>> BEGIN RECORDS SHOWN

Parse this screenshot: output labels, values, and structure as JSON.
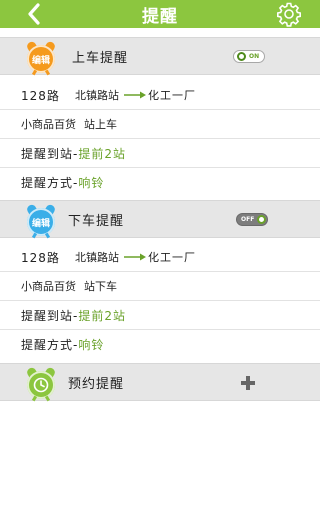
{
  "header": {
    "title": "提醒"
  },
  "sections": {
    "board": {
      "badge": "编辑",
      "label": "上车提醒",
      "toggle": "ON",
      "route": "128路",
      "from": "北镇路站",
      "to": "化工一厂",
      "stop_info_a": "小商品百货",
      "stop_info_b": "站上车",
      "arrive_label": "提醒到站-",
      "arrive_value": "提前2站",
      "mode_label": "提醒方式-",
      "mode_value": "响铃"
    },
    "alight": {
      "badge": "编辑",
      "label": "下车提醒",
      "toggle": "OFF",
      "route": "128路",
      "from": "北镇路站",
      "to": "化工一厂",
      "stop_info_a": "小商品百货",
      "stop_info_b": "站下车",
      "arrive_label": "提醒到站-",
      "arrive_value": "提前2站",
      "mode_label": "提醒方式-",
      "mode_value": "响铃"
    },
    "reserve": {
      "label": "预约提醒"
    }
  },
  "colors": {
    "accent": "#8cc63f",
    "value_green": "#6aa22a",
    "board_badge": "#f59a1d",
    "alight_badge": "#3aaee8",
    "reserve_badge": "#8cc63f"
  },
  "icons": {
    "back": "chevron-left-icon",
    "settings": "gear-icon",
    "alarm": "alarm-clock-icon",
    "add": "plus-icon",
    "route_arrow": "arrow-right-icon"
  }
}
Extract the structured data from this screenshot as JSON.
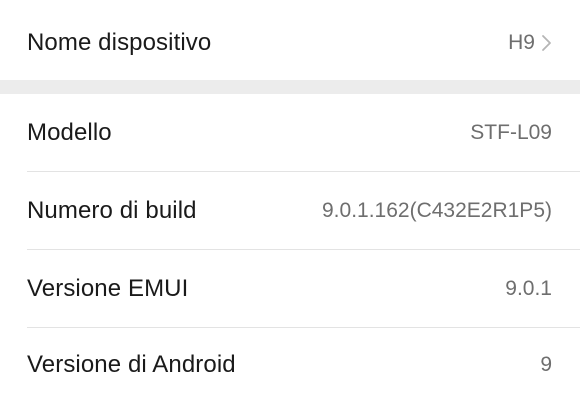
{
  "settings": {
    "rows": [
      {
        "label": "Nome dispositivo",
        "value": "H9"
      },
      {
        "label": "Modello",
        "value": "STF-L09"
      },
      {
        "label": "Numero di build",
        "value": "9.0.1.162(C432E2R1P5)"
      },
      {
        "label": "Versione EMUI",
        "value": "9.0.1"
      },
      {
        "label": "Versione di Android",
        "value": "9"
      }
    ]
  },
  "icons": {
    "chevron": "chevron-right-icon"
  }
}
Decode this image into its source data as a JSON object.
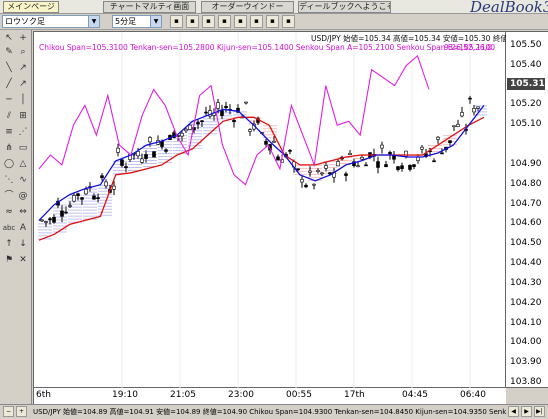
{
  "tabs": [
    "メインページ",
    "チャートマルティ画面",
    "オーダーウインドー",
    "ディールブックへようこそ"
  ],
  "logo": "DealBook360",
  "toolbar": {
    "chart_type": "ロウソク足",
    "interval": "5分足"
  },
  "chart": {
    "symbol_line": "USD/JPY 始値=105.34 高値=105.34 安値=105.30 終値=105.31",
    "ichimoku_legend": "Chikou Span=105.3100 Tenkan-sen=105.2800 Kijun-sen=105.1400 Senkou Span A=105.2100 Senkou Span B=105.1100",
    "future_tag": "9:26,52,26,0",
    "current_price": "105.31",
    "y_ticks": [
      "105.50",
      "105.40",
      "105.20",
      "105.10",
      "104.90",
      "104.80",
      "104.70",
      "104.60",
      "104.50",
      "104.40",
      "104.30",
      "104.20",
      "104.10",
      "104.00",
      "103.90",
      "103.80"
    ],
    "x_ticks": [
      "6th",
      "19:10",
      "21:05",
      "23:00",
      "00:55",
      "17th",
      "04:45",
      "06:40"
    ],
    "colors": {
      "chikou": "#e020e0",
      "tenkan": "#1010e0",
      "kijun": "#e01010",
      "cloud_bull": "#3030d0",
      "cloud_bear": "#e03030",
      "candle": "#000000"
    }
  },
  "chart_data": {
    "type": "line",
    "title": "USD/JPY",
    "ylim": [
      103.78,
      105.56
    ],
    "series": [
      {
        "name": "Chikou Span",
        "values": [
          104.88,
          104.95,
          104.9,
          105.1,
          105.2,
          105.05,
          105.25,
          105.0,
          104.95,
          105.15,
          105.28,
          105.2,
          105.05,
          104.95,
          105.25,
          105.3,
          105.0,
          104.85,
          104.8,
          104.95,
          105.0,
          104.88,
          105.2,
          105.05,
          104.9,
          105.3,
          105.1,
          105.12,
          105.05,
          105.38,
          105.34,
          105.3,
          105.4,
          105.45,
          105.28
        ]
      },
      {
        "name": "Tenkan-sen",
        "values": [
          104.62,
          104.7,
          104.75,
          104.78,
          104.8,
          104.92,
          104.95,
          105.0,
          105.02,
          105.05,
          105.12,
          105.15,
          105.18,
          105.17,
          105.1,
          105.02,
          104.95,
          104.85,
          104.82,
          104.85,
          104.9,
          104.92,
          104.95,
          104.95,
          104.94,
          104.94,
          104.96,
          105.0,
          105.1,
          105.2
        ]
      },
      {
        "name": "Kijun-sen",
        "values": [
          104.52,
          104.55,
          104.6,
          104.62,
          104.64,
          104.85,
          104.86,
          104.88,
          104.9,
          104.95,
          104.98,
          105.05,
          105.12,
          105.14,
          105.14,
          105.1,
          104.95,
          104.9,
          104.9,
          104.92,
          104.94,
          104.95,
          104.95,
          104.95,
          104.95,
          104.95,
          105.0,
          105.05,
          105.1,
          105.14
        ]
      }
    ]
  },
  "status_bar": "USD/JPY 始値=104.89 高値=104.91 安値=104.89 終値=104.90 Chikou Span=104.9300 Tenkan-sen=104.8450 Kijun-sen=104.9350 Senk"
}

>> END RECORDS SHOWN

Quote every record above exactly, leaving out the pictures.

**ANSWER FOR THE TASK:**
Parse this screenshot: output labels, values, and structure as JSON.
{
  "header": {
    "title": "提醒"
  },
  "sections": {
    "board": {
      "badge": "编辑",
      "label": "上车提醒",
      "toggle": "ON",
      "route": "128路",
      "from": "北镇路站",
      "to": "化工一厂",
      "stop_info_a": "小商品百货",
      "stop_info_b": "站上车",
      "arrive_label": "提醒到站-",
      "arrive_value": "提前2站",
      "mode_label": "提醒方式-",
      "mode_value": "响铃"
    },
    "alight": {
      "badge": "编辑",
      "label": "下车提醒",
      "toggle": "OFF",
      "route": "128路",
      "from": "北镇路站",
      "to": "化工一厂",
      "stop_info_a": "小商品百货",
      "stop_info_b": "站下车",
      "arrive_label": "提醒到站-",
      "arrive_value": "提前2站",
      "mode_label": "提醒方式-",
      "mode_value": "响铃"
    },
    "reserve": {
      "label": "预约提醒"
    }
  },
  "colors": {
    "accent": "#8cc63f",
    "value_green": "#6aa22a",
    "board_badge": "#f59a1d",
    "alight_badge": "#3aaee8",
    "reserve_badge": "#8cc63f"
  },
  "icons": {
    "back": "chevron-left-icon",
    "settings": "gear-icon",
    "alarm": "alarm-clock-icon",
    "add": "plus-icon",
    "route_arrow": "arrow-right-icon"
  }
}
Extract the structured data from this screenshot as JSON.
{
  "settings": {
    "rows": [
      {
        "label": "Nome dispositivo",
        "value": "H9"
      },
      {
        "label": "Modello",
        "value": "STF-L09"
      },
      {
        "label": "Numero di build",
        "value": "9.0.1.162(C432E2R1P5)"
      },
      {
        "label": "Versione EMUI",
        "value": "9.0.1"
      },
      {
        "label": "Versione di Android",
        "value": "9"
      }
    ]
  },
  "icons": {
    "chevron": "chevron-right-icon"
  }
}
Decode this image into its source data as a JSON object.
{
  "tabs": [
    "メインページ",
    "チャートマルティ画面",
    "オーダーウインドー",
    "ディールブックへようこそ"
  ],
  "logo": "DealBook360",
  "toolbar": {
    "chart_type": "ロウソク足",
    "interval": "5分足"
  },
  "chart": {
    "symbol_line": "USD/JPY 始値=105.34 高値=105.34 安値=105.30 終値=105.31",
    "ichimoku_legend": "Chikou Span=105.3100 Tenkan-sen=105.2800 Kijun-sen=105.1400 Senkou Span A=105.2100 Senkou Span B=105.1100",
    "future_tag": "9:26,52,26,0",
    "current_price": "105.31",
    "y_ticks": [
      "105.50",
      "105.40",
      "105.20",
      "105.10",
      "104.90",
      "104.80",
      "104.70",
      "104.60",
      "104.50",
      "104.40",
      "104.30",
      "104.20",
      "104.10",
      "104.00",
      "103.90",
      "103.80"
    ],
    "x_ticks": [
      "6th",
      "19:10",
      "21:05",
      "23:00",
      "00:55",
      "17th",
      "04:45",
      "06:40"
    ],
    "colors": {
      "chikou": "#e020e0",
      "tenkan": "#1010e0",
      "kijun": "#e01010",
      "cloud_bull": "#3030d0",
      "cloud_bear": "#e03030",
      "candle": "#000000"
    }
  },
  "chart_data": {
    "type": "line",
    "title": "USD/JPY",
    "ylim": [
      103.78,
      105.56
    ],
    "series": [
      {
        "name": "Chikou Span",
        "values": [
          104.88,
          104.95,
          104.9,
          105.1,
          105.2,
          105.05,
          105.25,
          105.0,
          104.95,
          105.15,
          105.28,
          105.2,
          105.05,
          104.95,
          105.25,
          105.3,
          105.0,
          104.85,
          104.8,
          104.95,
          105.0,
          104.88,
          105.2,
          105.05,
          104.9,
          105.3,
          105.1,
          105.12,
          105.05,
          105.38,
          105.34,
          105.3,
          105.4,
          105.45,
          105.28
        ]
      },
      {
        "name": "Tenkan-sen",
        "values": [
          104.62,
          104.7,
          104.75,
          104.78,
          104.8,
          104.92,
          104.95,
          105.0,
          105.02,
          105.05,
          105.12,
          105.15,
          105.18,
          105.17,
          105.1,
          105.02,
          104.95,
          104.85,
          104.82,
          104.85,
          104.9,
          104.92,
          104.95,
          104.95,
          104.94,
          104.94,
          104.96,
          105.0,
          105.1,
          105.2
        ]
      },
      {
        "name": "Kijun-sen",
        "values": [
          104.52,
          104.55,
          104.6,
          104.62,
          104.64,
          104.85,
          104.86,
          104.88,
          104.9,
          104.95,
          104.98,
          105.05,
          105.12,
          105.14,
          105.14,
          105.1,
          104.95,
          104.9,
          104.9,
          104.92,
          104.94,
          104.95,
          104.95,
          104.95,
          104.95,
          104.95,
          105.0,
          105.05,
          105.1,
          105.14
        ]
      }
    ]
  },
  "status_bar": "USD/JPY 始値=104.89 高値=104.91 安値=104.89 終値=104.90 Chikou Span=104.9300 Tenkan-sen=104.8450 Kijun-sen=104.9350 Senk"
}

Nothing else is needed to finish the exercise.